## Exercise objective
The records below are made of lines; count those holding the word "content" and give the number only.

## Supplied data

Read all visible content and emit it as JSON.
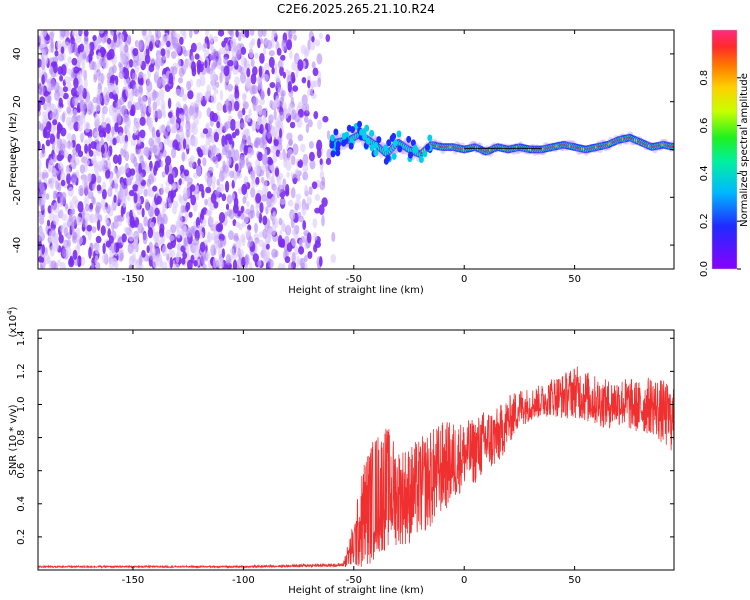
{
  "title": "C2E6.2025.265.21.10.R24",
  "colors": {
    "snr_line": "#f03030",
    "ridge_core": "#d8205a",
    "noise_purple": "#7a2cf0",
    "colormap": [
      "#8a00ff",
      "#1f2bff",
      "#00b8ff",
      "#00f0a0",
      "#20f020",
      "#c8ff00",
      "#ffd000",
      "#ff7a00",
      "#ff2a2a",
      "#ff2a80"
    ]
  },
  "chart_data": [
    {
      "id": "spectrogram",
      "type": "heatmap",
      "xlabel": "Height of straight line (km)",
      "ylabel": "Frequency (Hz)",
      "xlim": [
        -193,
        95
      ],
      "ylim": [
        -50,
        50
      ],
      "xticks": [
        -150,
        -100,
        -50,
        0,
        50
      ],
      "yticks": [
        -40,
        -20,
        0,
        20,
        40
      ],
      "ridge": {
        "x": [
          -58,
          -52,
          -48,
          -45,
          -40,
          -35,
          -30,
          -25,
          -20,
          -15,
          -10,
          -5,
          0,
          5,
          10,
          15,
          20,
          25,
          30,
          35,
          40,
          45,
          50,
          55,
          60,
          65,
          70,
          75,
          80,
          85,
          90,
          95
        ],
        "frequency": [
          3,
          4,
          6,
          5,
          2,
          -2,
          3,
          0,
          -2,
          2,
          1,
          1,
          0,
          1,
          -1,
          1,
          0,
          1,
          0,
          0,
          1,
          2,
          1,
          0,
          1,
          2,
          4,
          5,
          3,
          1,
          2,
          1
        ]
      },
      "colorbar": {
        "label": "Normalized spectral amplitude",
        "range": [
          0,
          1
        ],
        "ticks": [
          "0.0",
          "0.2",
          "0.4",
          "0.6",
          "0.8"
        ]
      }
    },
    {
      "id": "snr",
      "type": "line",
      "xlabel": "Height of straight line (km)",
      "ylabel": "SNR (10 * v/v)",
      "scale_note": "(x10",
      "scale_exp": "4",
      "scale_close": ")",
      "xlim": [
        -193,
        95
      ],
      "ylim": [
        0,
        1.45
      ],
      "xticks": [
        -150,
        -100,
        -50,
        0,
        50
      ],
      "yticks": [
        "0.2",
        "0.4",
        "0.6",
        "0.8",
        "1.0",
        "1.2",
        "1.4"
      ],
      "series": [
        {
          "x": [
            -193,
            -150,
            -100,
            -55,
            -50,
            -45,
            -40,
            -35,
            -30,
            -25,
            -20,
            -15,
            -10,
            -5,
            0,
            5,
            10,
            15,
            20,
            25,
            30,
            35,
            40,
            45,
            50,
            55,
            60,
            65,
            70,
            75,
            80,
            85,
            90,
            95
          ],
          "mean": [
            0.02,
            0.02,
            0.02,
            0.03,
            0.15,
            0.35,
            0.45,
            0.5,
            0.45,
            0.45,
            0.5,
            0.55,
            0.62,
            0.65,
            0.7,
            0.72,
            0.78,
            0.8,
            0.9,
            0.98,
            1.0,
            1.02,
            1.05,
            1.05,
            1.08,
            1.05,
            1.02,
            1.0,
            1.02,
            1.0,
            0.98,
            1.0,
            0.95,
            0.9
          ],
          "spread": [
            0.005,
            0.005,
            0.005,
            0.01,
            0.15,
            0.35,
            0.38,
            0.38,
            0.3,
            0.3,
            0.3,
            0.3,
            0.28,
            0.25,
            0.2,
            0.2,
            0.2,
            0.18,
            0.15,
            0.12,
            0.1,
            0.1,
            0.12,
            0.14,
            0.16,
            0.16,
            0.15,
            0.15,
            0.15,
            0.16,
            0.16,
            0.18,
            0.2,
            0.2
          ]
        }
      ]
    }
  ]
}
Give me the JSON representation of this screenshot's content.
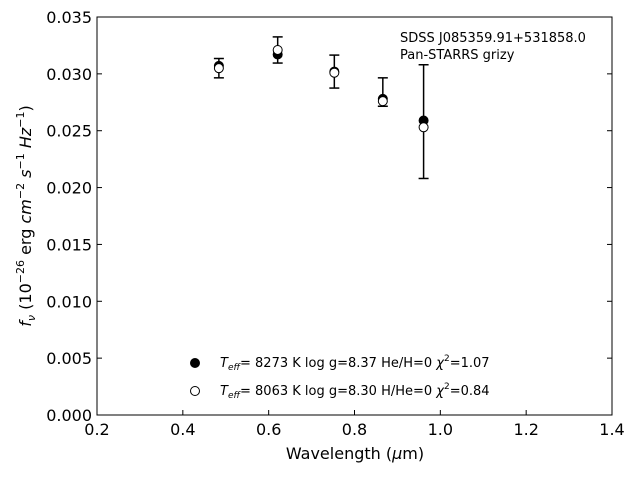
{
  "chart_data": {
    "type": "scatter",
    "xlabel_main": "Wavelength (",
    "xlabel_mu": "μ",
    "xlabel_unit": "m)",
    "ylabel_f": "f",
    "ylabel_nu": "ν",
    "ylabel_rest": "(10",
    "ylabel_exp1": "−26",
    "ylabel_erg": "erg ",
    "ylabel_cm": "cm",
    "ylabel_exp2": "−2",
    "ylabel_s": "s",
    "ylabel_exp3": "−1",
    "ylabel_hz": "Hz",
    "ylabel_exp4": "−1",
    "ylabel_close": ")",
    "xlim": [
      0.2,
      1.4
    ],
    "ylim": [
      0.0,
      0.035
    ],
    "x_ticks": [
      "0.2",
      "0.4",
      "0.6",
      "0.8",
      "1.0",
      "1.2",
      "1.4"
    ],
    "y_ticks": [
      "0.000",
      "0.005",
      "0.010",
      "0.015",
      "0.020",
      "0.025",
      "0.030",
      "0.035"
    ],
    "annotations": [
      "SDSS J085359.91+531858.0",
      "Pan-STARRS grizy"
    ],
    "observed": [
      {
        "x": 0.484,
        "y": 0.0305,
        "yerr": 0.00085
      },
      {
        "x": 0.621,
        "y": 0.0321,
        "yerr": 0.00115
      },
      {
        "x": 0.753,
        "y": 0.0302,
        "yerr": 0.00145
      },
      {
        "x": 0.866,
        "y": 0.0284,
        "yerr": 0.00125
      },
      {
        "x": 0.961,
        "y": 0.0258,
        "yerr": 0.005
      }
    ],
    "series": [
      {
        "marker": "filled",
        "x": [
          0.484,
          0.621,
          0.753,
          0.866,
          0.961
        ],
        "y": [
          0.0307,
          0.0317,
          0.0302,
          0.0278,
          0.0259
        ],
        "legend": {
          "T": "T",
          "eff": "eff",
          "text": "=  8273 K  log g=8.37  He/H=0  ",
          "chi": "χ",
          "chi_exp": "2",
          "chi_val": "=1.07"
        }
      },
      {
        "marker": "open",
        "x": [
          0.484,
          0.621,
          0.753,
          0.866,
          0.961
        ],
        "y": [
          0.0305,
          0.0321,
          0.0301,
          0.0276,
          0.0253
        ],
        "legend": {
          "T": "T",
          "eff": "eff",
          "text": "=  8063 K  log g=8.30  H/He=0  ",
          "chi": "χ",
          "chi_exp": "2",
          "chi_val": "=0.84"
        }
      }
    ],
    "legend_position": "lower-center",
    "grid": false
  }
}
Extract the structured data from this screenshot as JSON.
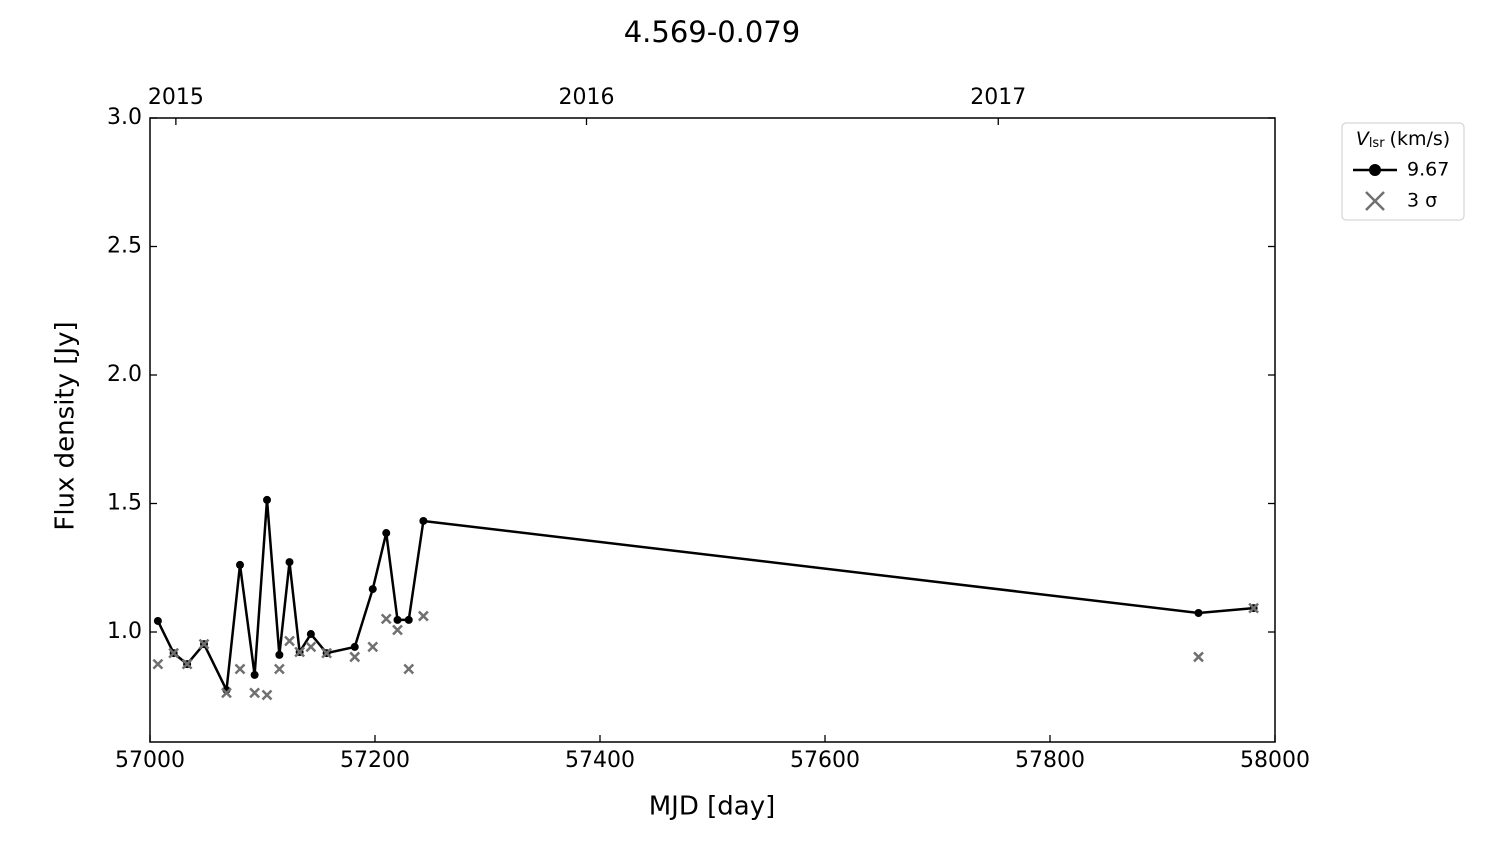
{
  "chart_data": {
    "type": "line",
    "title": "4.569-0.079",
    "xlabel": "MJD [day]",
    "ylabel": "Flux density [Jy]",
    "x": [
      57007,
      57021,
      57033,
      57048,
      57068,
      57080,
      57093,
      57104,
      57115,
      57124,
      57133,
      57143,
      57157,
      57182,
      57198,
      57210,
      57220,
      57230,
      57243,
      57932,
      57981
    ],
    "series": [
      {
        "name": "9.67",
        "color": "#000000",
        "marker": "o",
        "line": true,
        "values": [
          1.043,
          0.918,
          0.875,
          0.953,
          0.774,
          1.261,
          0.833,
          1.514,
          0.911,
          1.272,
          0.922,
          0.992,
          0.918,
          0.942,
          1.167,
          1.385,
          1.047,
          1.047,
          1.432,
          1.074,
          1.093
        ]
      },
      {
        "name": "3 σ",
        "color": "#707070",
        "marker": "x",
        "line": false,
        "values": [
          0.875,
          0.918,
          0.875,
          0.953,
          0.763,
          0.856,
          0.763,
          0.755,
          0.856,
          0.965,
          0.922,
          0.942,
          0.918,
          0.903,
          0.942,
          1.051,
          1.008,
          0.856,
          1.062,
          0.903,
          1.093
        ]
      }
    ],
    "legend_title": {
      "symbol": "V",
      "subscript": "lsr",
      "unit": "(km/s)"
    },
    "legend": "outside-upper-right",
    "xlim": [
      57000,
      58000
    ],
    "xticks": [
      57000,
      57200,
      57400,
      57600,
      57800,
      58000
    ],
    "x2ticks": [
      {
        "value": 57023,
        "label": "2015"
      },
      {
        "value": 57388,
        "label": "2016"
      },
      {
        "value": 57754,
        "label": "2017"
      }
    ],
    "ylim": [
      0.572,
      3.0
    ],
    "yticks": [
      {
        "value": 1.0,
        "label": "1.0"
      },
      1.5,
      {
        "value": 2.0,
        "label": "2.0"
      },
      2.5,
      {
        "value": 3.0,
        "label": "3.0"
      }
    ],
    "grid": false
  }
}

## The response
2